Records for processing:

....................

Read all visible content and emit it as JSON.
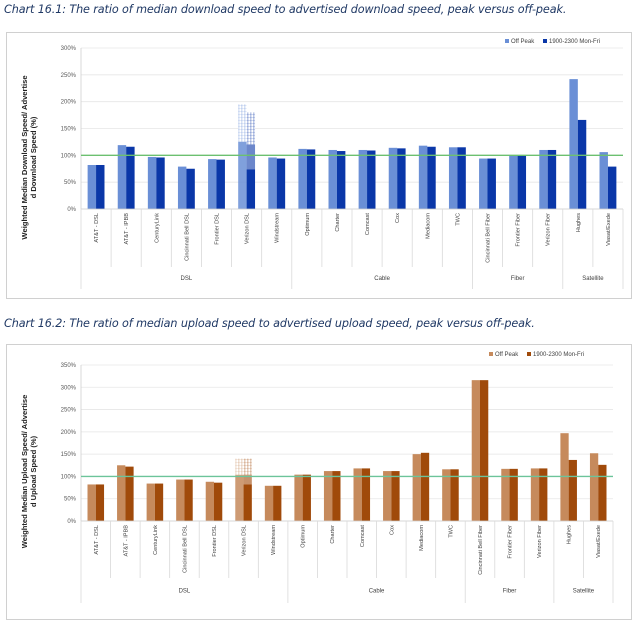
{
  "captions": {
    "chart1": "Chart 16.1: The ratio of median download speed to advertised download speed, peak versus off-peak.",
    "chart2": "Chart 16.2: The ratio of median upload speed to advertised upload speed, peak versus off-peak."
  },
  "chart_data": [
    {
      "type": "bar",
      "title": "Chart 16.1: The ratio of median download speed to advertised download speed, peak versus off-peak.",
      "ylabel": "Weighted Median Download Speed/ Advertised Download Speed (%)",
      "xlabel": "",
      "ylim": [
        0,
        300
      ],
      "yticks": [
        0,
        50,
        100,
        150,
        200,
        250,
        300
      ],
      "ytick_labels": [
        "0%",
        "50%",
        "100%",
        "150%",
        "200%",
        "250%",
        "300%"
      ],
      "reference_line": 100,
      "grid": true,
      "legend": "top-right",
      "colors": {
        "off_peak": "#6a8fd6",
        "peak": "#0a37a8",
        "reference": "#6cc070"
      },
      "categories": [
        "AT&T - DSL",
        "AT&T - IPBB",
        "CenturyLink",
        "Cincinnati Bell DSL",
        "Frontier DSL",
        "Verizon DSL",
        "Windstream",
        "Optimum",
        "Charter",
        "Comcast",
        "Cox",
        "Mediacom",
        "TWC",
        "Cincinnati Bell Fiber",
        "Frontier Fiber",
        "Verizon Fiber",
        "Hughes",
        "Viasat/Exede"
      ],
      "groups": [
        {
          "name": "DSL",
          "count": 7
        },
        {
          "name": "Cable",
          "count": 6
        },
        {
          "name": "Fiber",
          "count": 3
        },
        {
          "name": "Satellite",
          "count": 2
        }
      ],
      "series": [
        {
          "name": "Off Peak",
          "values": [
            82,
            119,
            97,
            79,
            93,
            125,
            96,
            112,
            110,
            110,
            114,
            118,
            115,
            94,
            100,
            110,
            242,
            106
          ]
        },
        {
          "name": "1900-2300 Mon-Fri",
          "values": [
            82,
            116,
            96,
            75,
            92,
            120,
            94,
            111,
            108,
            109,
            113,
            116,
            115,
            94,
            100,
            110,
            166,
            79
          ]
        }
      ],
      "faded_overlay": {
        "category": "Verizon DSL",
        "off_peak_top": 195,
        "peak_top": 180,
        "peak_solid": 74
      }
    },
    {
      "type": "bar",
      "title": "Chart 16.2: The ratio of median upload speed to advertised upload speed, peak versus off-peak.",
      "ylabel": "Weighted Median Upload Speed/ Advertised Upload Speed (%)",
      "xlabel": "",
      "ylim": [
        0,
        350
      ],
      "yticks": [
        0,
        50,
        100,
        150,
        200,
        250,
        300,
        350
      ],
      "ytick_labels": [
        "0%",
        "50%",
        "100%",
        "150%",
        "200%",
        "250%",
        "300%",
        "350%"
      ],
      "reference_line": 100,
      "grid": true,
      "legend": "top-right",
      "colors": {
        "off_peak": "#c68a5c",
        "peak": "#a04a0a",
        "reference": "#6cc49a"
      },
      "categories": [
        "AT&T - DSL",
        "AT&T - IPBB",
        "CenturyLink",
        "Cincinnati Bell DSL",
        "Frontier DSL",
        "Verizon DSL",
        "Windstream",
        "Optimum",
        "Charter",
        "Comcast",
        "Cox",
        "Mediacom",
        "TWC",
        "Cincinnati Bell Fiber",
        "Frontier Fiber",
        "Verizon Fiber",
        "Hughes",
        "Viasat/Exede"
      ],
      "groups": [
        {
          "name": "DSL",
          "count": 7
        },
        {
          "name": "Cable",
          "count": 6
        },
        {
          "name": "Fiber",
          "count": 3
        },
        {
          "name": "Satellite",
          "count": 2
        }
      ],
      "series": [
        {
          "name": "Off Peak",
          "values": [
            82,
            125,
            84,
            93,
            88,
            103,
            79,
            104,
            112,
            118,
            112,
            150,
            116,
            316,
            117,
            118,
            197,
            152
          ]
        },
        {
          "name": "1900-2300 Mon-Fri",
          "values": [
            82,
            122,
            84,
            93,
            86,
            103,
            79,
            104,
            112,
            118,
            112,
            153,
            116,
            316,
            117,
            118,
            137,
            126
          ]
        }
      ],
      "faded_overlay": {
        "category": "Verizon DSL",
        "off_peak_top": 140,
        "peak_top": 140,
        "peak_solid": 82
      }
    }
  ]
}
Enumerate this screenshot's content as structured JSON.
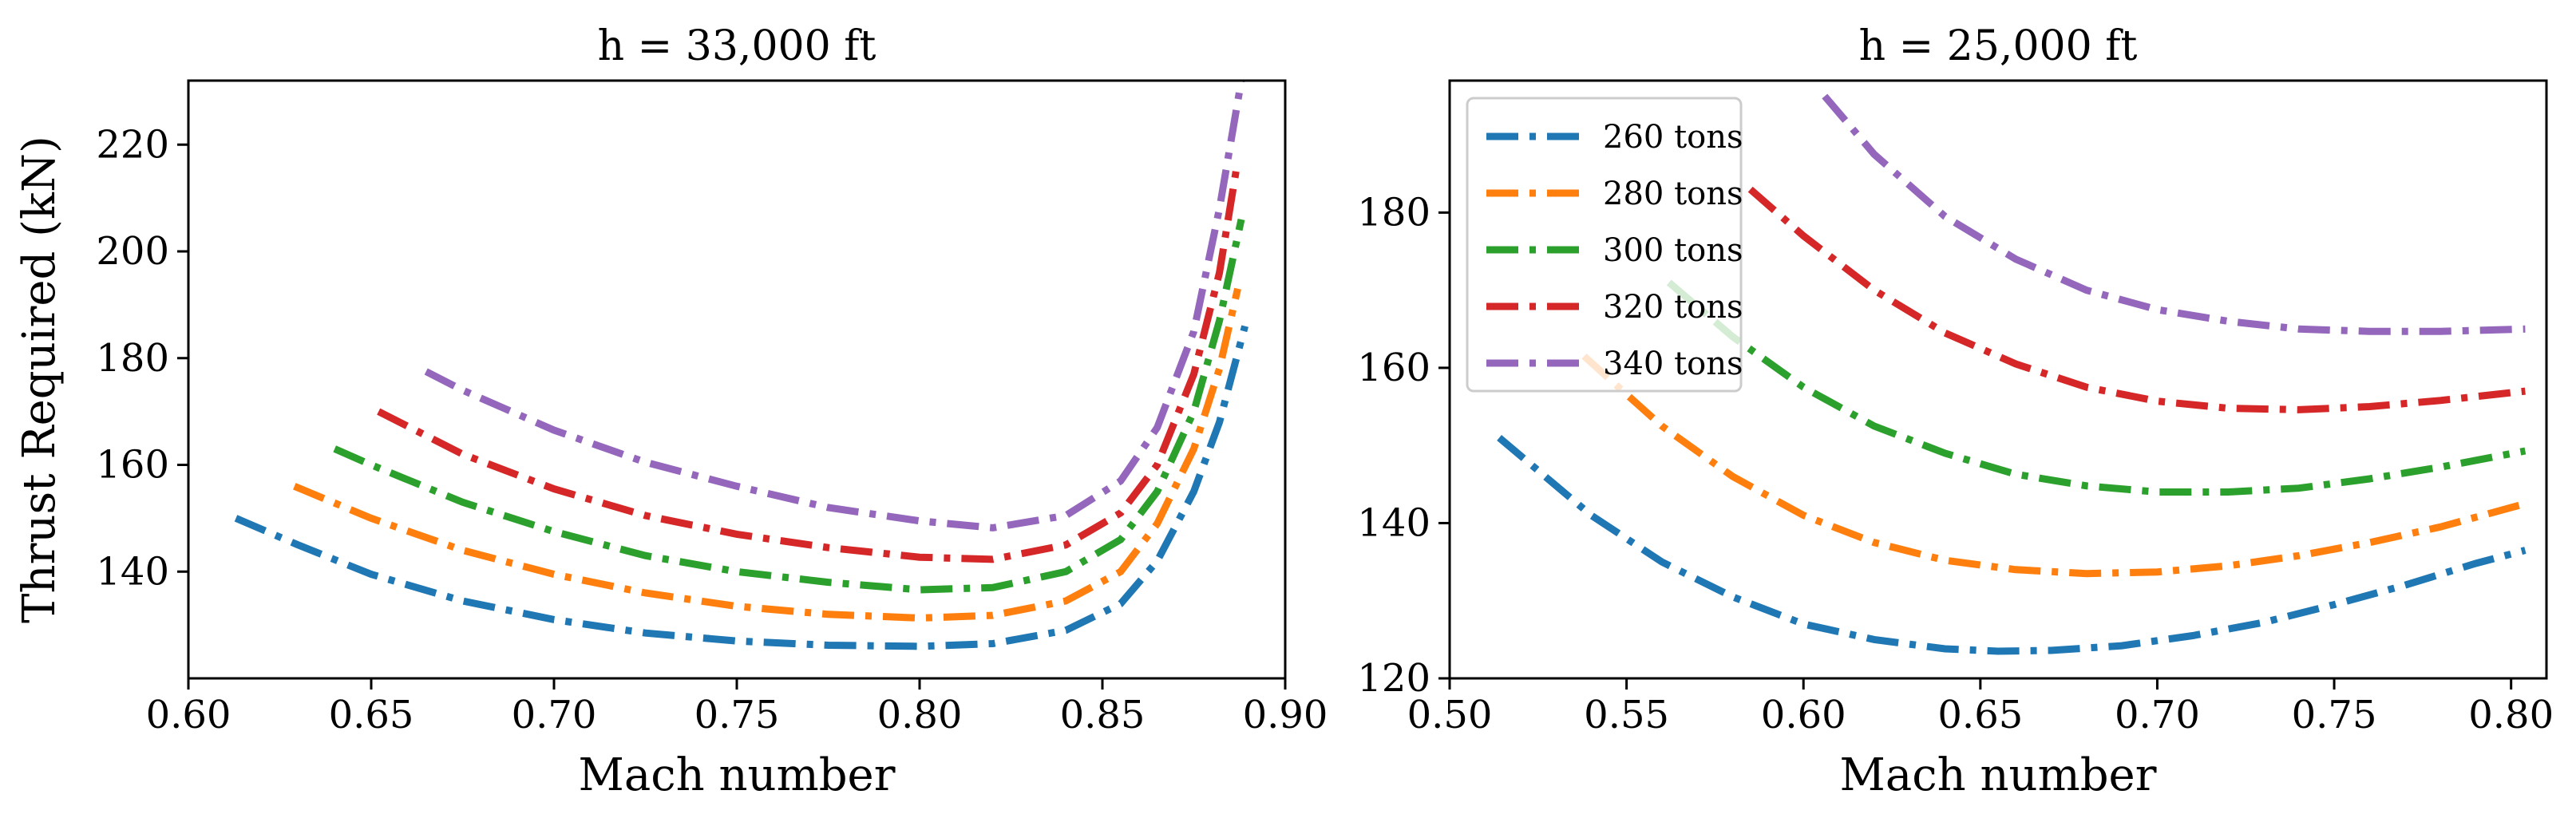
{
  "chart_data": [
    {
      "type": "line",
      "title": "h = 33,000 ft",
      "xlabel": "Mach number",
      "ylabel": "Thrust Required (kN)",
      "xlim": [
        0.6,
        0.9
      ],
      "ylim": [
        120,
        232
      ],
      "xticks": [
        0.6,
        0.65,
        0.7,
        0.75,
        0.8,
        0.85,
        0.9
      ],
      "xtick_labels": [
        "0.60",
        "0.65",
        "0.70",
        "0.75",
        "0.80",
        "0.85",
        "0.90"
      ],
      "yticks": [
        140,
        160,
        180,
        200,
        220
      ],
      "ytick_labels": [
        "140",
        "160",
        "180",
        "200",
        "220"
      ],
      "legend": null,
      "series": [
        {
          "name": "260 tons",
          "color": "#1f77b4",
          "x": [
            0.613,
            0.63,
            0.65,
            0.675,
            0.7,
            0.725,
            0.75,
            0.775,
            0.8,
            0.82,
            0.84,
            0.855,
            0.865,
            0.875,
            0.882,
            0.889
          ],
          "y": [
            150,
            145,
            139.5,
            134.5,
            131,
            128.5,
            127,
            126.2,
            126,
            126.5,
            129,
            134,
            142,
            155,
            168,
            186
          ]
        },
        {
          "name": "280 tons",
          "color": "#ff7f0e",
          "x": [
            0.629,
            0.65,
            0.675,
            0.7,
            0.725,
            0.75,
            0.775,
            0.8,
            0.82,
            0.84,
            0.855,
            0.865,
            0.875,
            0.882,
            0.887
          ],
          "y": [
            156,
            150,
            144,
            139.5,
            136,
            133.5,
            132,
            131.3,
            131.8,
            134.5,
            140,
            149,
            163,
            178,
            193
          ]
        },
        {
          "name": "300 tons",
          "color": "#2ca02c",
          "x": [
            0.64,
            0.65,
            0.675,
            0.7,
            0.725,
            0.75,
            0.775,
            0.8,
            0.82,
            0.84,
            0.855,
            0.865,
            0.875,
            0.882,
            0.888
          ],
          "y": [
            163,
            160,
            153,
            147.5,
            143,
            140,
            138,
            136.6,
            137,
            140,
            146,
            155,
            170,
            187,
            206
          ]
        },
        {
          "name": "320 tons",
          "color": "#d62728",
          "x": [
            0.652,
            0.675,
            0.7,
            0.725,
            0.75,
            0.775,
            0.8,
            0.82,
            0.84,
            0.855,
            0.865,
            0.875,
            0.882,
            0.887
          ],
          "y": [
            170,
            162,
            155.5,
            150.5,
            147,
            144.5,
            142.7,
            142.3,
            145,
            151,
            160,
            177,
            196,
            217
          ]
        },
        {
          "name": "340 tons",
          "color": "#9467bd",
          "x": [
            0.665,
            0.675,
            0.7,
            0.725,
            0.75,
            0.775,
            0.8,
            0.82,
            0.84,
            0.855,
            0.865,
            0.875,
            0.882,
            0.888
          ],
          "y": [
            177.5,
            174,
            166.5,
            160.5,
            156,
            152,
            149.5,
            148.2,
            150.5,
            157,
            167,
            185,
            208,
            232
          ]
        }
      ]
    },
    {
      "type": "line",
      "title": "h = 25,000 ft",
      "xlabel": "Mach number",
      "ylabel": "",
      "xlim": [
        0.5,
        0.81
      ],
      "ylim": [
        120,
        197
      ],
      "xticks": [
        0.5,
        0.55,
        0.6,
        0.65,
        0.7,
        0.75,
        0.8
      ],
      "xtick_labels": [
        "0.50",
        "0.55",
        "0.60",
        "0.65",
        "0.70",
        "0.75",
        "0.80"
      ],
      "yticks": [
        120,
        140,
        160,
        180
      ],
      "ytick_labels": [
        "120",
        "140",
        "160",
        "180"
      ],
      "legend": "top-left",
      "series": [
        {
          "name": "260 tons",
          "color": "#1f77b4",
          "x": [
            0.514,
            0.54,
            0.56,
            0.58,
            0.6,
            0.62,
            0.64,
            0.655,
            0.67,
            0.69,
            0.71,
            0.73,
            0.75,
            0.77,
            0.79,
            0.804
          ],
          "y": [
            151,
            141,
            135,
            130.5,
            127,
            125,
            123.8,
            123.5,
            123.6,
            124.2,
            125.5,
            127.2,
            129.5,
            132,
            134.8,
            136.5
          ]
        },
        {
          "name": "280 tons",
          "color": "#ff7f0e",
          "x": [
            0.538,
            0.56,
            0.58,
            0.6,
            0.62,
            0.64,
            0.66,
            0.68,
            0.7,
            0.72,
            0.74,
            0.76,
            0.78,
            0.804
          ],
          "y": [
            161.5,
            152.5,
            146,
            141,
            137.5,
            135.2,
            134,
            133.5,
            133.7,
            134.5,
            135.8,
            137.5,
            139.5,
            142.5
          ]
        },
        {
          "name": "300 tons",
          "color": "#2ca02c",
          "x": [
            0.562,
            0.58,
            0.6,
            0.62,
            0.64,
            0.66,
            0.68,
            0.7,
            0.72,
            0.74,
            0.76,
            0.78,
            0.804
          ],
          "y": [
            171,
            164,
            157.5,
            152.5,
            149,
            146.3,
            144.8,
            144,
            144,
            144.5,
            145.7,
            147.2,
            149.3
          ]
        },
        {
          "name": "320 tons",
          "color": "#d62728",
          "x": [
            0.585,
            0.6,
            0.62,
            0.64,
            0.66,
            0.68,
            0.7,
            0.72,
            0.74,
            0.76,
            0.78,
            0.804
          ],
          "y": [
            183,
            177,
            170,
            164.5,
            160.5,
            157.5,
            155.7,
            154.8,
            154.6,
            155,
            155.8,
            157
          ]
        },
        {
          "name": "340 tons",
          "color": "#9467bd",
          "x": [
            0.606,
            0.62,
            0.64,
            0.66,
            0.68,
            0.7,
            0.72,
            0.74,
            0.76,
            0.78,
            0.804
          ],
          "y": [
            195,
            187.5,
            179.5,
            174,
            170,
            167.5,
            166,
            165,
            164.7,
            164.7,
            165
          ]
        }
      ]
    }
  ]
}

....................

Written request: List all lines in the material containing the string "ratio".

Solution for this task:
    "chart1": "Chart 16.1: The ratio of median download speed to advertised download speed, peak versus off-peak.",
    "chart2": "Chart 16.2: The ratio of median upload speed to advertised upload speed, peak versus off-peak."
      "title": "Chart 16.1: The ratio of median download speed to advertised download speed, peak versus off-peak.",
      "title": "Chart 16.2: The ratio of median upload speed to advertised upload speed, peak versus off-peak.",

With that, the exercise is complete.